# Requirements:
Wherever a line holds the word "Tools", copy that line out.

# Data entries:
— START —
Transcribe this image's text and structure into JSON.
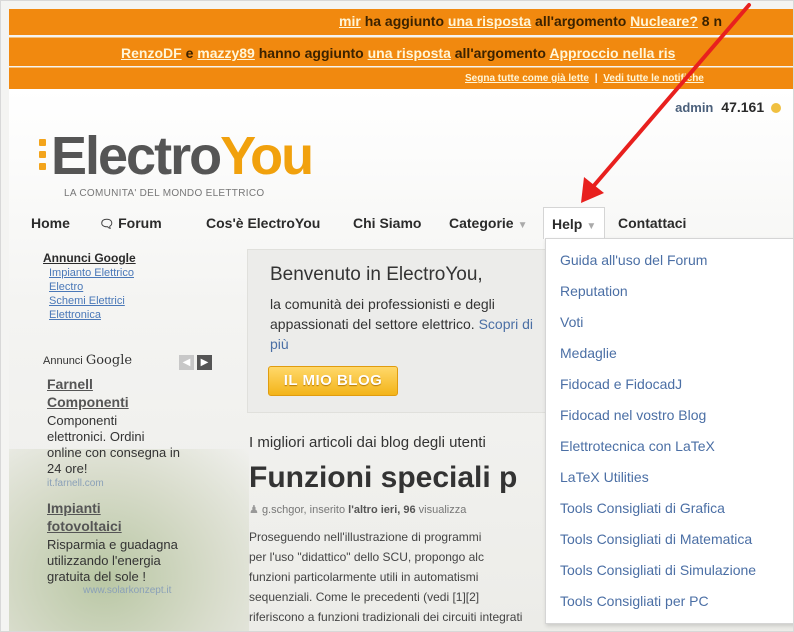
{
  "notifications": {
    "line1": {
      "user": "mir",
      "text1": "ha aggiunto",
      "link": "una risposta",
      "text2": "all'argomento",
      "topic": "Nucleare?",
      "count": "8 n"
    },
    "line2": {
      "user1": "RenzoDF",
      "conj": "e",
      "user2": "mazzy89",
      "text1": "hanno aggiunto",
      "link": "una risposta",
      "text2": "all'argomento",
      "topic": "Approccio nella ris"
    },
    "line3": {
      "mark_read": "Segna tutte come già lette",
      "sep": "|",
      "view_all": "Vedi tutte le notifiche"
    }
  },
  "user": {
    "name": "admin",
    "points": "47.161"
  },
  "logo": {
    "part1": "Electro",
    "part2": "You",
    "tagline": "LA COMUNITA' DEL MONDO ELETTRICO"
  },
  "nav": {
    "home": "Home",
    "forum": "Forum",
    "cos_e": "Cos'è ElectroYou",
    "chi_siamo": "Chi Siamo",
    "categorie": "Categorie",
    "help": "Help",
    "contattaci": "Contattaci"
  },
  "help_menu": [
    "Guida all'uso del Forum",
    "Reputation",
    "Voti",
    "Medaglie",
    "Fidocad e FidocadJ",
    "Fidocad nel vostro Blog",
    "Elettrotecnica con LaTeX",
    "LaTeX Utilities",
    "Tools Consigliati di Grafica",
    "Tools Consigliati di Matematica",
    "Tools Consigliati di Simulazione",
    "Tools Consigliati per PC"
  ],
  "ads": {
    "title": "Annunci Google",
    "links": [
      "Impianto Elettrico",
      "Electro",
      "Schemi Elettrici",
      "Elettronica"
    ],
    "annunci": "Annunci",
    "google": "Google",
    "ad1_title": "Farnell Componenti",
    "ad1_text": [
      "Componenti",
      "elettronici. Ordini",
      "online con consegna in",
      "24 ore!"
    ],
    "ad1_url": "it.farnell.com",
    "ad2_title": "Impianti fotovoltaici",
    "ad2_text": [
      "Risparmia e guadagna",
      "utilizzando l'energia",
      "gratuita del sole !"
    ],
    "ad2_url": "www.solarkonzept.it"
  },
  "welcome": {
    "title": "Benvenuto in ElectroYou,",
    "body": "la comunità dei professionisti e degli appassionati del settore elettrico.",
    "more": "Scopri di più",
    "button": "IL MIO BLOG"
  },
  "articles": {
    "section": "I migliori articoli dai blog degli utenti",
    "title": "Funzioni speciali p",
    "author": "g.schgor",
    "posted": ", inserito",
    "when": "l'altro ieri",
    "views": ", 96",
    "views_label": "visualizza",
    "body": [
      "Proseguendo nell'illustrazione di programmi",
      "per l'uso \"didattico\" dello SCU, propongo alc",
      "funzioni particolarmente utili in automatismi",
      "sequenziali. Come le precedenti (vedi [1][2]",
      "riferiscono a funzioni tradizionali dei circuiti integrati"
    ]
  }
}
— END —
# Complete answer:
    "Tools Consigliati di Grafica",
    "Tools Consigliati di Matematica",
    "Tools Consigliati di Simulazione",
    "Tools Consigliati per PC"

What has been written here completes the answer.